Your task: Repeat the material exactly, leaving nothing out.

····················

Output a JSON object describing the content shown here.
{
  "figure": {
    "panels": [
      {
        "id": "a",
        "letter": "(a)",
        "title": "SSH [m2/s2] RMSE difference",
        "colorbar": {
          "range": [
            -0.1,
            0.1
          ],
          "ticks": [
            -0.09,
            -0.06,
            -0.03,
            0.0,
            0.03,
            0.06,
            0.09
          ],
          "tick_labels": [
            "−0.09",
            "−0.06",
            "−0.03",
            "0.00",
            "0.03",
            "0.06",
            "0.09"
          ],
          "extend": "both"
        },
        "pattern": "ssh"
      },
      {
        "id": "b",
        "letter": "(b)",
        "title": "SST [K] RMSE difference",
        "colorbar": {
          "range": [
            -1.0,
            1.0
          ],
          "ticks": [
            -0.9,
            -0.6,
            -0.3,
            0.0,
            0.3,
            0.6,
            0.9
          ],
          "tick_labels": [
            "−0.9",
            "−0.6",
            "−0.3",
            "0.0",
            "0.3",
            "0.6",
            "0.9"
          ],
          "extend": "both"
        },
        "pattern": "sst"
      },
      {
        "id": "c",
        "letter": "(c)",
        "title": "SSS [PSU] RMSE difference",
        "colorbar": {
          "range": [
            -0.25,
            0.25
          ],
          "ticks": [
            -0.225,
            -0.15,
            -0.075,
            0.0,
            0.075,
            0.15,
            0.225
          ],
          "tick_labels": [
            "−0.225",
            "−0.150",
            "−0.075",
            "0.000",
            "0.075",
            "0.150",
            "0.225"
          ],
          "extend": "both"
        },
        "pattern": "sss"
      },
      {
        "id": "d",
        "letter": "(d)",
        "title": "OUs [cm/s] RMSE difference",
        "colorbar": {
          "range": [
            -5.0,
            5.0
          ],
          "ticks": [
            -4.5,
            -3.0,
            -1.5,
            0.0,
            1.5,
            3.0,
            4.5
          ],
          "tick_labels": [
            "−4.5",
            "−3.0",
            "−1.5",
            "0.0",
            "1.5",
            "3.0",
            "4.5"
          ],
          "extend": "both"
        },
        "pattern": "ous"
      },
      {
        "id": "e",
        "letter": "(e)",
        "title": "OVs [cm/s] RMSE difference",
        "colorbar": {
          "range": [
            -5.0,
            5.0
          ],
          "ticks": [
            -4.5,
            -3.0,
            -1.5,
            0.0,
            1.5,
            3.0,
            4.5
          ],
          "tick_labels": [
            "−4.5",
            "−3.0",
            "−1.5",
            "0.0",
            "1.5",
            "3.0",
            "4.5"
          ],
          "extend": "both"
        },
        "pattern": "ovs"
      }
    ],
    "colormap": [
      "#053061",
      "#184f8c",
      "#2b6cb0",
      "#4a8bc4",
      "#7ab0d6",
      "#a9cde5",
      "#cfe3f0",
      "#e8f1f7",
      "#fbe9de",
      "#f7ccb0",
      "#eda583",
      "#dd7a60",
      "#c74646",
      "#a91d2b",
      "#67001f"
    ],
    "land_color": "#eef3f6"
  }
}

····················

In response:
Output a JSON object describing the content shown here.
{
  "figure": {
    "panels": [
      {
        "id": "a",
        "letter": "(a)",
        "title": "SSH [m2/s2] RMSE difference",
        "colorbar": {
          "range": [
            -0.1,
            0.1
          ],
          "ticks": [
            -0.09,
            -0.06,
            -0.03,
            0.0,
            0.03,
            0.06,
            0.09
          ],
          "tick_labels": [
            "−0.09",
            "−0.06",
            "−0.03",
            "0.00",
            "0.03",
            "0.06",
            "0.09"
          ],
          "extend": "both"
        },
        "pattern": "ssh"
      },
      {
        "id": "b",
        "letter": "(b)",
        "title": "SST [K] RMSE difference",
        "colorbar": {
          "range": [
            -1.0,
            1.0
          ],
          "ticks": [
            -0.9,
            -0.6,
            -0.3,
            0.0,
            0.3,
            0.6,
            0.9
          ],
          "tick_labels": [
            "−0.9",
            "−0.6",
            "−0.3",
            "0.0",
            "0.3",
            "0.6",
            "0.9"
          ],
          "extend": "both"
        },
        "pattern": "sst"
      },
      {
        "id": "c",
        "letter": "(c)",
        "title": "SSS [PSU] RMSE difference",
        "colorbar": {
          "range": [
            -0.25,
            0.25
          ],
          "ticks": [
            -0.225,
            -0.15,
            -0.075,
            0.0,
            0.075,
            0.15,
            0.225
          ],
          "tick_labels": [
            "−0.225",
            "−0.150",
            "−0.075",
            "0.000",
            "0.075",
            "0.150",
            "0.225"
          ],
          "extend": "both"
        },
        "pattern": "sss"
      },
      {
        "id": "d",
        "letter": "(d)",
        "title": "OUs [cm/s] RMSE difference",
        "colorbar": {
          "range": [
            -5.0,
            5.0
          ],
          "ticks": [
            -4.5,
            -3.0,
            -1.5,
            0.0,
            1.5,
            3.0,
            4.5
          ],
          "tick_labels": [
            "−4.5",
            "−3.0",
            "−1.5",
            "0.0",
            "1.5",
            "3.0",
            "4.5"
          ],
          "extend": "both"
        },
        "pattern": "ous"
      },
      {
        "id": "e",
        "letter": "(e)",
        "title": "OVs [cm/s] RMSE difference",
        "colorbar": {
          "range": [
            -5.0,
            5.0
          ],
          "ticks": [
            -4.5,
            -3.0,
            -1.5,
            0.0,
            1.5,
            3.0,
            4.5
          ],
          "tick_labels": [
            "−4.5",
            "−3.0",
            "−1.5",
            "0.0",
            "1.5",
            "3.0",
            "4.5"
          ],
          "extend": "both"
        },
        "pattern": "ovs"
      }
    ],
    "colormap": [
      "#053061",
      "#184f8c",
      "#2b6cb0",
      "#4a8bc4",
      "#7ab0d6",
      "#a9cde5",
      "#cfe3f0",
      "#e8f1f7",
      "#fbe9de",
      "#f7ccb0",
      "#eda583",
      "#dd7a60",
      "#c74646",
      "#a91d2b",
      "#67001f"
    ],
    "land_color": "#eef3f6"
  }
}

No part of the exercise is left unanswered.